» **Supplied records**
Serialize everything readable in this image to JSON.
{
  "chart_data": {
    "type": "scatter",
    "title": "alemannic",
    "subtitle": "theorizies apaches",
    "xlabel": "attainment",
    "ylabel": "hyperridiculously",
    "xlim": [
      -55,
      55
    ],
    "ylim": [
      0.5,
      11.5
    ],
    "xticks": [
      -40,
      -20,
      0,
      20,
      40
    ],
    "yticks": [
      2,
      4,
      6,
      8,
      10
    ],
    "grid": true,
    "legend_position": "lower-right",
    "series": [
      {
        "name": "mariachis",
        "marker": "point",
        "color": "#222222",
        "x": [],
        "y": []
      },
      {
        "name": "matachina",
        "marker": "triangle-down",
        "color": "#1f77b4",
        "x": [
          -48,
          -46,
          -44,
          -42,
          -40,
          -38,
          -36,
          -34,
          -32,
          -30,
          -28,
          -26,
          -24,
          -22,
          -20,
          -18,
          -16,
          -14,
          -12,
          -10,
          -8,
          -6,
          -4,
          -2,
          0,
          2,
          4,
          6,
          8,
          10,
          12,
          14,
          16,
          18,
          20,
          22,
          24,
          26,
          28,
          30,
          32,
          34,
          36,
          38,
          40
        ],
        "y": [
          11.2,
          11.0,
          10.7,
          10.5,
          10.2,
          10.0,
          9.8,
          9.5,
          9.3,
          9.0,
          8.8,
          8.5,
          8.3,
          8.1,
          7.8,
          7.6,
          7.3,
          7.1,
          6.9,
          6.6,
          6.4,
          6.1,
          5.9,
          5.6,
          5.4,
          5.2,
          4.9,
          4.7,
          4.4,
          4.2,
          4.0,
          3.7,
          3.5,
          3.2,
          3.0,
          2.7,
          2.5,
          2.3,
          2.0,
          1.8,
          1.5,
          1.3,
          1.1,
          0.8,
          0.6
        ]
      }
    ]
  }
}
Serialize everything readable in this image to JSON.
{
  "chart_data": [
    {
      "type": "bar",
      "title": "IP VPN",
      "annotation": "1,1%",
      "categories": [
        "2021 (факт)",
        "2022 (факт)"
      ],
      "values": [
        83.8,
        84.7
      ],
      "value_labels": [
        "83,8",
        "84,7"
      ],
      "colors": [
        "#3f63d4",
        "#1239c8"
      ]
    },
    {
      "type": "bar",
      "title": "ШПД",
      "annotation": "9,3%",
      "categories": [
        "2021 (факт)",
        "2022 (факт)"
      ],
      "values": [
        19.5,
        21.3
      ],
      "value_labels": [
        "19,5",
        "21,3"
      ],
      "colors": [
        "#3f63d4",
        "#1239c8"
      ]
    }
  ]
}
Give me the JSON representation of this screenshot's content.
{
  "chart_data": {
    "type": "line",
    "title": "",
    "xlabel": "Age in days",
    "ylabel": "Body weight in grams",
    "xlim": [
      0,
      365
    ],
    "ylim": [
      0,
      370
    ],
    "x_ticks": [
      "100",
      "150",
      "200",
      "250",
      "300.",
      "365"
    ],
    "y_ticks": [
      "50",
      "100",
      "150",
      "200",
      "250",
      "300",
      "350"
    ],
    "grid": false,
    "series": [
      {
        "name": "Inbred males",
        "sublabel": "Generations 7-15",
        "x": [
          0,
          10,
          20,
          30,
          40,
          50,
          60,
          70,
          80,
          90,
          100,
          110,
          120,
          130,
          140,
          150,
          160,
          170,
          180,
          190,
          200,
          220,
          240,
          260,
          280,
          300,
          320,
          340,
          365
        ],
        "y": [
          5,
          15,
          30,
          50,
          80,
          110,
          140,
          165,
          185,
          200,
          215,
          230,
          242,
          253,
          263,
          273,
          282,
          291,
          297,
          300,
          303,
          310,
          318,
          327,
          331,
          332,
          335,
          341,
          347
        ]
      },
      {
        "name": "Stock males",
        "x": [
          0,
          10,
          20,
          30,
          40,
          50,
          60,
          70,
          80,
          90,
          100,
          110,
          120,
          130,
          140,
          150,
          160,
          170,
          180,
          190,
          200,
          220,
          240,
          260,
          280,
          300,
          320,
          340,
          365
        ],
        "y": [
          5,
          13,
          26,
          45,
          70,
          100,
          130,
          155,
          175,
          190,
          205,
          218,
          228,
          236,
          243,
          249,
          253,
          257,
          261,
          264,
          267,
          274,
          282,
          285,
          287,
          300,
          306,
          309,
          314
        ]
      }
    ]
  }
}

» **Objective**
Return every line holding the word "name" from the records.

» **Response to the task**
        "name": "mariachis",
        "name": "matachina",
        "name": "Inbred males",
        "name": "Stock males",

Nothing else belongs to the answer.